## BEGIN Data extract

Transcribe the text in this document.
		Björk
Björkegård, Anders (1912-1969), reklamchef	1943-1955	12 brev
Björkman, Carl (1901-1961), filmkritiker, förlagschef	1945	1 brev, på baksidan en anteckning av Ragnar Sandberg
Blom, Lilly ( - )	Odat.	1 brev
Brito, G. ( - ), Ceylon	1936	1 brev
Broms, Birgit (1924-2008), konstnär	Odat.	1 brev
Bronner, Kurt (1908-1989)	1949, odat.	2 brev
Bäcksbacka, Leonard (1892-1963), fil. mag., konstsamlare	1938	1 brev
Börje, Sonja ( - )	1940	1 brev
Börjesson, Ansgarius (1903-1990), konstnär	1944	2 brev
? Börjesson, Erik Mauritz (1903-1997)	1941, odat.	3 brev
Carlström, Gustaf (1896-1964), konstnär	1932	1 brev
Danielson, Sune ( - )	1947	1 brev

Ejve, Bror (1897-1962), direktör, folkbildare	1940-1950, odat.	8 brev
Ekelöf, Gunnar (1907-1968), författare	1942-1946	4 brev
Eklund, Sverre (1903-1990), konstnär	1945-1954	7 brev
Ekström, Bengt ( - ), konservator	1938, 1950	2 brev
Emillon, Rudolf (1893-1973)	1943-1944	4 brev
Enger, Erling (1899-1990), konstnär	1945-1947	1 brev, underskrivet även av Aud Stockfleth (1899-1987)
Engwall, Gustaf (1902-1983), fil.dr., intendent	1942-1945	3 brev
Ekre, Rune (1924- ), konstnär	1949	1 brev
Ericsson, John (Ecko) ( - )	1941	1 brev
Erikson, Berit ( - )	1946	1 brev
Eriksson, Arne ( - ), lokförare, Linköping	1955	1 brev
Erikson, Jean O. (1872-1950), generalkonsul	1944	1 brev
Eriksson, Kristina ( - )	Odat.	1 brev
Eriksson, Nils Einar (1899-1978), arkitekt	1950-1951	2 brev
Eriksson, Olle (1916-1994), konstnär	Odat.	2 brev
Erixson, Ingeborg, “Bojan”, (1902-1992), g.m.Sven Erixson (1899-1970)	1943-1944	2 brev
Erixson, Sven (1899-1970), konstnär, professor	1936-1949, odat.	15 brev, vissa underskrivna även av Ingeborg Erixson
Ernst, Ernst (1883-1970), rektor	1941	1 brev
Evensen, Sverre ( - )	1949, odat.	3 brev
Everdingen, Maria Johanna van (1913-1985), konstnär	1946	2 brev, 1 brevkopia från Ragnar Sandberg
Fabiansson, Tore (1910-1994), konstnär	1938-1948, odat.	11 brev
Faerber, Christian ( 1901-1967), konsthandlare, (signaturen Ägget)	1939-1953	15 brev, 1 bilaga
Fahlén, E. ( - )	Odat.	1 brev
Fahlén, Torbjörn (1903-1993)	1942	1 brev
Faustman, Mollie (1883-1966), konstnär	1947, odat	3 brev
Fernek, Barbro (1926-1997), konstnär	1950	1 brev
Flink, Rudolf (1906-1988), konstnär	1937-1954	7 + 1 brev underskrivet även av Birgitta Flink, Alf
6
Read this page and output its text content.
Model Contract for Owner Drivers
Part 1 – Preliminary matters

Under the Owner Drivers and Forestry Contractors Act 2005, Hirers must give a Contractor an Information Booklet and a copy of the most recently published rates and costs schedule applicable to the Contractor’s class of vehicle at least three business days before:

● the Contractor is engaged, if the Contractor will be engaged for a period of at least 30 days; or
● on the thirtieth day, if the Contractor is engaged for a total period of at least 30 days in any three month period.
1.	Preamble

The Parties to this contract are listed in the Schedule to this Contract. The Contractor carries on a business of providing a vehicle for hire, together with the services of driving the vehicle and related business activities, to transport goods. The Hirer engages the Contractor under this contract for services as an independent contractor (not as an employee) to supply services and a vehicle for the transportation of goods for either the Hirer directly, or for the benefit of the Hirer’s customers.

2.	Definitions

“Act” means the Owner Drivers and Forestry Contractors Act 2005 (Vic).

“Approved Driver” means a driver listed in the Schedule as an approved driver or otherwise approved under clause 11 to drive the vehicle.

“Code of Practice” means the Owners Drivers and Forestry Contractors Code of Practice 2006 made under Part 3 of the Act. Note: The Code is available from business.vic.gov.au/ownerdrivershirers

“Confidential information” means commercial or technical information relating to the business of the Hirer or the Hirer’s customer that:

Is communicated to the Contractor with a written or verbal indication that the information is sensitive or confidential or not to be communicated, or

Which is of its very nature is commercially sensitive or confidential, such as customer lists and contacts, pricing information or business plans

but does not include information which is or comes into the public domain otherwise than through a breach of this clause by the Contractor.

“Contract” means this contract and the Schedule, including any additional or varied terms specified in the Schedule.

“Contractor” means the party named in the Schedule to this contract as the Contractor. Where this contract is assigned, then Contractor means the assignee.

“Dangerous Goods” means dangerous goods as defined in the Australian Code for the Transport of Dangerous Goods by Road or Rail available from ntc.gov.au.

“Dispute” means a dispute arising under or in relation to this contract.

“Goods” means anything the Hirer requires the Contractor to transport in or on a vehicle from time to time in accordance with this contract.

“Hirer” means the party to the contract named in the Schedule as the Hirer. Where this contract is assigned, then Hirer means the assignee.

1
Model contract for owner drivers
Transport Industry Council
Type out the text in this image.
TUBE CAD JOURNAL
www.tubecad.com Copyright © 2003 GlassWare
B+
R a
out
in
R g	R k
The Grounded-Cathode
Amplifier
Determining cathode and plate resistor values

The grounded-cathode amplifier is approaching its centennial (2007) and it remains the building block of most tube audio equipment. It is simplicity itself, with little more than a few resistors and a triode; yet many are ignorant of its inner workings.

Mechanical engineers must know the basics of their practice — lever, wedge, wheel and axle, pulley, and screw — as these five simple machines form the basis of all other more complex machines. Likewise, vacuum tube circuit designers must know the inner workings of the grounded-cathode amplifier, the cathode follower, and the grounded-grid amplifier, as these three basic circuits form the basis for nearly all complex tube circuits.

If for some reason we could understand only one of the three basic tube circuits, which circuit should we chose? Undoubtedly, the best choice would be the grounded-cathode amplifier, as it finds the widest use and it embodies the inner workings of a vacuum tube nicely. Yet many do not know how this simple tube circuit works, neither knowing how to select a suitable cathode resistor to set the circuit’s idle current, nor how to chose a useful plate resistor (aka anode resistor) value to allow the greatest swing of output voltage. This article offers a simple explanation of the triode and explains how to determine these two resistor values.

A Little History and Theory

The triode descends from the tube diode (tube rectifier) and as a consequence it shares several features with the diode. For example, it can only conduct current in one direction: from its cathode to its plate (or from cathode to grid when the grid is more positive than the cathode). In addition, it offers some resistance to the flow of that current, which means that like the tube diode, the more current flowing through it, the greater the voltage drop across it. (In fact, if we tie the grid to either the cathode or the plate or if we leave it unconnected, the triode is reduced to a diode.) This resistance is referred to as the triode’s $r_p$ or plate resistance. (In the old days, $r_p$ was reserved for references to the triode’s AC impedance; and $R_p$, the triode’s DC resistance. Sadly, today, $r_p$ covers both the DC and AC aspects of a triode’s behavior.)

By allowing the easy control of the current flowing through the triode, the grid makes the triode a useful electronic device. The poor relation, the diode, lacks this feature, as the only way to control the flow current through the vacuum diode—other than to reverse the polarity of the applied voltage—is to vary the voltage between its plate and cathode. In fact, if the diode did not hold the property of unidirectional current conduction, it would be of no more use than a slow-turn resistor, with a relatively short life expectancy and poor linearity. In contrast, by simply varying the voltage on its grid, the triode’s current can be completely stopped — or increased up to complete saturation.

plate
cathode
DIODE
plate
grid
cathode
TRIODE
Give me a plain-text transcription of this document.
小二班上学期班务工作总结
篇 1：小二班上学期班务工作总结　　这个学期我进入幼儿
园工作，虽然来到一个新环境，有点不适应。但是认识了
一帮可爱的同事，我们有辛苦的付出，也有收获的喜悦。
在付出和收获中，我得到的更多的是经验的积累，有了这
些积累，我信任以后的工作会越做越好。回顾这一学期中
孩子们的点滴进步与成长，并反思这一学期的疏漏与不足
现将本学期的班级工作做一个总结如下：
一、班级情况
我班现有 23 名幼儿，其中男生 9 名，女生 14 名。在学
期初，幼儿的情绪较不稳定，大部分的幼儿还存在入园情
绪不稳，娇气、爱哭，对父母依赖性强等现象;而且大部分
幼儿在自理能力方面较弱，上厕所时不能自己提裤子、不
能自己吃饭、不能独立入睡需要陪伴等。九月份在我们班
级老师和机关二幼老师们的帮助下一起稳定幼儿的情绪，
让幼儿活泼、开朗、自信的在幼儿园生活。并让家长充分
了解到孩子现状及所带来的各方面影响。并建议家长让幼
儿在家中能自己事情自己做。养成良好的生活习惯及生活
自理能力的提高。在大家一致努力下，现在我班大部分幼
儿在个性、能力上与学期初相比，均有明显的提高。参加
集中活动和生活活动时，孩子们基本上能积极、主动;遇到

## END Data extract

From the records above, pull out each line that has "values".

▶ **Answer**
Determining cathode and plate resistor values
If for some reason we could understand only one of the three basic tube circuits, which circuit should we chose? Undoubtedly, the best choice would be the grounded-cathode amplifier, as it finds the widest use and it embodies the inner workings of a vacuum tube nicely. Yet many do not know how this simple tube circuit works, neither knowing how to select a suitable cathode resistor to set the circuit’s idle current, nor how to chose a useful plate resistor (aka anode resistor) value to allow the greatest swing of output voltage. This article offers a simple explanation of the triode and explains how to determine these two resistor values.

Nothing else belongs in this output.